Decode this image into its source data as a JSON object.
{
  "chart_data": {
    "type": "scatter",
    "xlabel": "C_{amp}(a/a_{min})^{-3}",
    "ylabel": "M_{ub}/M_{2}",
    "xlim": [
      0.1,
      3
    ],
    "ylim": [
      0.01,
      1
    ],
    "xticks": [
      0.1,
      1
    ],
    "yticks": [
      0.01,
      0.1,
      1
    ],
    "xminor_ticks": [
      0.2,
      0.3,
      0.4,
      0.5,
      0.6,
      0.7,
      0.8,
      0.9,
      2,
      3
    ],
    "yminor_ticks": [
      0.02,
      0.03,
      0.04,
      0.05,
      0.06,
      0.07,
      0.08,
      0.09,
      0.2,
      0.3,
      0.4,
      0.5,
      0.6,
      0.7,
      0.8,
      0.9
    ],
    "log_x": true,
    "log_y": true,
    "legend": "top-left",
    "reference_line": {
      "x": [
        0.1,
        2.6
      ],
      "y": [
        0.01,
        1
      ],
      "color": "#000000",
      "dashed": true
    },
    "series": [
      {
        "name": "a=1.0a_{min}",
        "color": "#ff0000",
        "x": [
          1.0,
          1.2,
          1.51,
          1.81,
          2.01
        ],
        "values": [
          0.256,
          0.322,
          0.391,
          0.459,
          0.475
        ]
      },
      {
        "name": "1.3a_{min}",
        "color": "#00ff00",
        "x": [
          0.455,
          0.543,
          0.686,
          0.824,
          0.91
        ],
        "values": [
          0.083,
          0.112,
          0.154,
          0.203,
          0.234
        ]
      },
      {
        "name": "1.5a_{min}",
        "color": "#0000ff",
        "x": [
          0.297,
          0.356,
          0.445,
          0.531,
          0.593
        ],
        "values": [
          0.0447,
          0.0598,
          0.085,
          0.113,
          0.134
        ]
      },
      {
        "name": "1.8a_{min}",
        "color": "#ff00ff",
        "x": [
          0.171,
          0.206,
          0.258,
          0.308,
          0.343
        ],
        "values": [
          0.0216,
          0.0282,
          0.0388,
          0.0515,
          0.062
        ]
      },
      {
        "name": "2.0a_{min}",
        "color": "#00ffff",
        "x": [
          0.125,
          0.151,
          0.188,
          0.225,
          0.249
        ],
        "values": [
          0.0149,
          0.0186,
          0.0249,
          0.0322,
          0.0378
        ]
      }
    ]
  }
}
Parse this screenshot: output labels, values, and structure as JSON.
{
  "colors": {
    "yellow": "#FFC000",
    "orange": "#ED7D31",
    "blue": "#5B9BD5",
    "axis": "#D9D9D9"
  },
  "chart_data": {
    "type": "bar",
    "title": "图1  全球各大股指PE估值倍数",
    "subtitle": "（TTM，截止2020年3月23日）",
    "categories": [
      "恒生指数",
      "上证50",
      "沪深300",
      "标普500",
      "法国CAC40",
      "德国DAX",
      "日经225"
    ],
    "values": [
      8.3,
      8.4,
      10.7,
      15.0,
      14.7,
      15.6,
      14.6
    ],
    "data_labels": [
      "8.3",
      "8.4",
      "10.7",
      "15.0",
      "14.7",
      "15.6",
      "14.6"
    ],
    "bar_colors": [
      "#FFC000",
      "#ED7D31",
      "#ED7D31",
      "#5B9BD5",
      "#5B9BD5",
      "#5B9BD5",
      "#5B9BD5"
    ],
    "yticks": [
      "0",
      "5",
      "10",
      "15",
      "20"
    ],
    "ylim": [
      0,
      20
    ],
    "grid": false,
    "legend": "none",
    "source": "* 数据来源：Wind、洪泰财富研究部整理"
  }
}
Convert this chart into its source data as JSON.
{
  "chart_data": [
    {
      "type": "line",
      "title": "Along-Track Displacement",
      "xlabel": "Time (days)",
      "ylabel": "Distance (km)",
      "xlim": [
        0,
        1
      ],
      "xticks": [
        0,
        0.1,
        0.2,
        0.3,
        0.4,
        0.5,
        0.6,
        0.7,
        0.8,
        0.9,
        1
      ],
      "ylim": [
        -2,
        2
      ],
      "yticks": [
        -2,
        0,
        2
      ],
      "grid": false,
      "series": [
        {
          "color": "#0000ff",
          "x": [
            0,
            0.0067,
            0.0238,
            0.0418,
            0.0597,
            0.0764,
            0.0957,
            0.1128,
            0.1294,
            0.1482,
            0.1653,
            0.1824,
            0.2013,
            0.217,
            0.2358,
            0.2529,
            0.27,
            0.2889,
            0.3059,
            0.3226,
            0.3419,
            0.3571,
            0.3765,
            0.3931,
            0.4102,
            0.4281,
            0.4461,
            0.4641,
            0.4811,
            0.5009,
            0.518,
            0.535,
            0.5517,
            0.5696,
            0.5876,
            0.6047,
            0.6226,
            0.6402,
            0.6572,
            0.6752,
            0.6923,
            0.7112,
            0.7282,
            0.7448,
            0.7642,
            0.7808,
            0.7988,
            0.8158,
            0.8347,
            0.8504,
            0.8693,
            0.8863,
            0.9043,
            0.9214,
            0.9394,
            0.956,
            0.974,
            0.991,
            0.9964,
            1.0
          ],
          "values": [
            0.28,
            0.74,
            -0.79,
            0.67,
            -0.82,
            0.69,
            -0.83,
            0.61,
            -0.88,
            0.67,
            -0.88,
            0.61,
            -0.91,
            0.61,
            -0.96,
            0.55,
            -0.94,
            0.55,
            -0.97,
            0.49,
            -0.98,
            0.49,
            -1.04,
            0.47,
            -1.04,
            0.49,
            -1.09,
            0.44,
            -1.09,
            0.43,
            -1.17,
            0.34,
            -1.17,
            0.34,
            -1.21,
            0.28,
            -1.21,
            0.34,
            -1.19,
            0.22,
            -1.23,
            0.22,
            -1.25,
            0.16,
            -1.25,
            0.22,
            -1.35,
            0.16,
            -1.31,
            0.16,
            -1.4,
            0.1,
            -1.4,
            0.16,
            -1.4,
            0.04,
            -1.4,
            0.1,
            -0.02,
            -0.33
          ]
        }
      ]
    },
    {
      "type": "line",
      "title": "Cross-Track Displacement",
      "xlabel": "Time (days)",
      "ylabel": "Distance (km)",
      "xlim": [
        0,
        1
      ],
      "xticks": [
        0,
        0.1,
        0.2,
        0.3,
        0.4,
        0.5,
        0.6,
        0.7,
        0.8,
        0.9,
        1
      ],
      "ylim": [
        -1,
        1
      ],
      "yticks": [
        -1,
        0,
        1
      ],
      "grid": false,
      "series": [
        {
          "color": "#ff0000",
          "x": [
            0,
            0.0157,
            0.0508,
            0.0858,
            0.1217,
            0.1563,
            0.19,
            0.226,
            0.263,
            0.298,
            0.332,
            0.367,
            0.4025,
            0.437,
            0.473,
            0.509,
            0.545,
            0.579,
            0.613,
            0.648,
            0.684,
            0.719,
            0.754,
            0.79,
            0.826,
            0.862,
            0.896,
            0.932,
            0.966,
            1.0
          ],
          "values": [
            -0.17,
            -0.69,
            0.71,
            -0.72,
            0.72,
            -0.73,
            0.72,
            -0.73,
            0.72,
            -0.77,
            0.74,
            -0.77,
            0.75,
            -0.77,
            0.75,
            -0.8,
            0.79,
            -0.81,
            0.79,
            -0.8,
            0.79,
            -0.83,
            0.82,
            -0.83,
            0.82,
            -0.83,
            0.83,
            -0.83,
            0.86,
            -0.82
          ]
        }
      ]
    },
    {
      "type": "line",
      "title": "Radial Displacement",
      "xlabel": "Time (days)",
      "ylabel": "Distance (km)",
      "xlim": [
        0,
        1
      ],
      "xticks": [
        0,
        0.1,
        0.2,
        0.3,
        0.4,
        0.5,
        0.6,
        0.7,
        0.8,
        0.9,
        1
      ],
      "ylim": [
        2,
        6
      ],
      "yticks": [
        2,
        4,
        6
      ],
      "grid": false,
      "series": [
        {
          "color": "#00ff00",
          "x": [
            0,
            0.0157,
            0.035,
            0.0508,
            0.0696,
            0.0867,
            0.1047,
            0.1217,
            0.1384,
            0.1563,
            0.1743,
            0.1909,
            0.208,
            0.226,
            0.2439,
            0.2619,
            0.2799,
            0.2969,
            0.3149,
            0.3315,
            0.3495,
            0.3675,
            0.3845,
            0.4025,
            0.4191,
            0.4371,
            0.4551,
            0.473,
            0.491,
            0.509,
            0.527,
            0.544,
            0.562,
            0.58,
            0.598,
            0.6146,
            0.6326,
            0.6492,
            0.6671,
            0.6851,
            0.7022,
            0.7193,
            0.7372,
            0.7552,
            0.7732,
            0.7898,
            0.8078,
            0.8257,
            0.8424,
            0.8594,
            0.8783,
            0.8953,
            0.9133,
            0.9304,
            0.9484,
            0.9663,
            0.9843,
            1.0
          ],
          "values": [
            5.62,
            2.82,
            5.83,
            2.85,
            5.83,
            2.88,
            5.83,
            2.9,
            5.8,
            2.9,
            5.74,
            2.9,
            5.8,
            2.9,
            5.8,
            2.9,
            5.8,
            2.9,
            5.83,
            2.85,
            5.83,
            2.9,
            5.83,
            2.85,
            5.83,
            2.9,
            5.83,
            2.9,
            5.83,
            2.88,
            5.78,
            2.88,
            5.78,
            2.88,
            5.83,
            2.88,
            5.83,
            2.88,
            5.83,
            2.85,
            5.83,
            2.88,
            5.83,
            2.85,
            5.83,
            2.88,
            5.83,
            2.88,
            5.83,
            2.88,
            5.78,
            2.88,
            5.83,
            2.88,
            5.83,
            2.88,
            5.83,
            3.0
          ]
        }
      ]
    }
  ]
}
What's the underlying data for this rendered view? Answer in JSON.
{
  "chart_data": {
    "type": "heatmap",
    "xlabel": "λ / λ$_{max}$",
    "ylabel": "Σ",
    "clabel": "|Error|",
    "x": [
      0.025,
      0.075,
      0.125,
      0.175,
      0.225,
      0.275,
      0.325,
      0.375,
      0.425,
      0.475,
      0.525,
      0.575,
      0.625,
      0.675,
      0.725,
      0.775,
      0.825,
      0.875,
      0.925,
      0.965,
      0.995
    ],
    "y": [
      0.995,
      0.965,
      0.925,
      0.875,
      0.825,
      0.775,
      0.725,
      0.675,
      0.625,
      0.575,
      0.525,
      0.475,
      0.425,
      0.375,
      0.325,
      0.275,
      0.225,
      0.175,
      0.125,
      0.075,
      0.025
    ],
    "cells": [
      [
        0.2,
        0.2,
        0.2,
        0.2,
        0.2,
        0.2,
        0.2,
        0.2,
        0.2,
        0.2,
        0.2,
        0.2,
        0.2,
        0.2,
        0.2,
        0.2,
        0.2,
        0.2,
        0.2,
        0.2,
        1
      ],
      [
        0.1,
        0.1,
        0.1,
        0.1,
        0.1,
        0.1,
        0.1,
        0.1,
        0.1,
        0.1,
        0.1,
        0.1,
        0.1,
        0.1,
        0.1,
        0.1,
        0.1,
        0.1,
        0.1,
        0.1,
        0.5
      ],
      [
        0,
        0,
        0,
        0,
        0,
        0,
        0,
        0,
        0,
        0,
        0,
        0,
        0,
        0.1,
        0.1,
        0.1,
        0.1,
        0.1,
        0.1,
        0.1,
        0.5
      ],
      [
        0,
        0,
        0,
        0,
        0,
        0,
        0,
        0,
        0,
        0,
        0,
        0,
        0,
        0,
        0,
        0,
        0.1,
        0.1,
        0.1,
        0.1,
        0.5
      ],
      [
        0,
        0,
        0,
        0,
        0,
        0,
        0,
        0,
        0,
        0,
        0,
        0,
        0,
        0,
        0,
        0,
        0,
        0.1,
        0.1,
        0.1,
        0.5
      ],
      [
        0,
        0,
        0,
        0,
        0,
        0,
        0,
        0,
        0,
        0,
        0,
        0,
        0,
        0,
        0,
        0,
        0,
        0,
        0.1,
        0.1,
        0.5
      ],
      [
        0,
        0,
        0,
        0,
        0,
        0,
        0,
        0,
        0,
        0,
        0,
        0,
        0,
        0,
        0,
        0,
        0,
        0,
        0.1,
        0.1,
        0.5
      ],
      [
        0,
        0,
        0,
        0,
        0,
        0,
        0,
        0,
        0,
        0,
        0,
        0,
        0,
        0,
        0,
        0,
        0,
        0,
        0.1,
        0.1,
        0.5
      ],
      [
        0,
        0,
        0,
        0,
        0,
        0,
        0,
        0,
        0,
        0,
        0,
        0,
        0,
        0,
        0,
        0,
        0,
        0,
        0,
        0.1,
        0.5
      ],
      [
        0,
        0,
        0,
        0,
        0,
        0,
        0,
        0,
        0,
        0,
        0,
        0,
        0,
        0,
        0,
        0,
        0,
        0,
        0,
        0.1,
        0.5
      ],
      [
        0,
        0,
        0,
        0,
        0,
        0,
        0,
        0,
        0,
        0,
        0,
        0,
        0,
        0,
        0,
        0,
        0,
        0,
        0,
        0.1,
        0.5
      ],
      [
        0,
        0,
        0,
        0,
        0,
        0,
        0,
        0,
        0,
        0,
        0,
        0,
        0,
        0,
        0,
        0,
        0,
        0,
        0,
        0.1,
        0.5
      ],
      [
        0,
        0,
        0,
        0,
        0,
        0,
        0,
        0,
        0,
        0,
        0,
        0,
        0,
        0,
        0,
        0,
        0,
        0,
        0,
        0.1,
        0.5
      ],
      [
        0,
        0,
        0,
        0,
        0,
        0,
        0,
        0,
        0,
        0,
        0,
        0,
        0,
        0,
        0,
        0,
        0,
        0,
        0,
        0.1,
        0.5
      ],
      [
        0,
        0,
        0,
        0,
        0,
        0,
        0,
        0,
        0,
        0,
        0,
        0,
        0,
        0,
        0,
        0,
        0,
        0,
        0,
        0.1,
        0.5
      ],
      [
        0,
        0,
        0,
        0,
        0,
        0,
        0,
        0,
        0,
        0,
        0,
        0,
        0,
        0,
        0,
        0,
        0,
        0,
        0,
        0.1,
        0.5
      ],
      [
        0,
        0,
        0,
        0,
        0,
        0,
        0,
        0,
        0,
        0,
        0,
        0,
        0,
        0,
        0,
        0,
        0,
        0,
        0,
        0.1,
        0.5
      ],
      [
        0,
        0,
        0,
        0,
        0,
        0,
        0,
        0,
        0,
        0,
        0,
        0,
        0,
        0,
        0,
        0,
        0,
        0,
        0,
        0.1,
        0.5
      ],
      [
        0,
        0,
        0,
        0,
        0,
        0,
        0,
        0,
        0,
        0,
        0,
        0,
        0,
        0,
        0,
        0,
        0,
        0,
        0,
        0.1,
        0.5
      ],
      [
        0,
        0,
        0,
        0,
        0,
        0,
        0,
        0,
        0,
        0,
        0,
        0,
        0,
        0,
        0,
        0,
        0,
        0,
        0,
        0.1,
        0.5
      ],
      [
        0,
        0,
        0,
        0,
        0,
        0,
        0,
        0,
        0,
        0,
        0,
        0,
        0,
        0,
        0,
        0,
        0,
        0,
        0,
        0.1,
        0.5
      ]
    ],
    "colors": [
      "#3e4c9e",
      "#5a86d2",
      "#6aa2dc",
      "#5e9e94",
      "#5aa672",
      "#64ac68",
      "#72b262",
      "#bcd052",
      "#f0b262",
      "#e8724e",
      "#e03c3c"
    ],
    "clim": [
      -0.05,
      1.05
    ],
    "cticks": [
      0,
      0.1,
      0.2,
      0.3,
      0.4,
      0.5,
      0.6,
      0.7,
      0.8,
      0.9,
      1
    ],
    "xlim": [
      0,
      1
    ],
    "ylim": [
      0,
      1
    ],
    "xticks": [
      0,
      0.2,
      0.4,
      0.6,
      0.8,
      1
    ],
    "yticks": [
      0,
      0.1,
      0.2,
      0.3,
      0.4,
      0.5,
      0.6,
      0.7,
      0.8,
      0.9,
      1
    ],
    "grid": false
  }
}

Requirement = Filter the records above for lines containing the word "name", and copy those lines.

Reply =
        "name": "a=1.0a_{min}",
        "name": "1.3a_{min}",
        "name": "1.5a_{min}",
        "name": "1.8a_{min}",
        "name": "2.0a_{min}",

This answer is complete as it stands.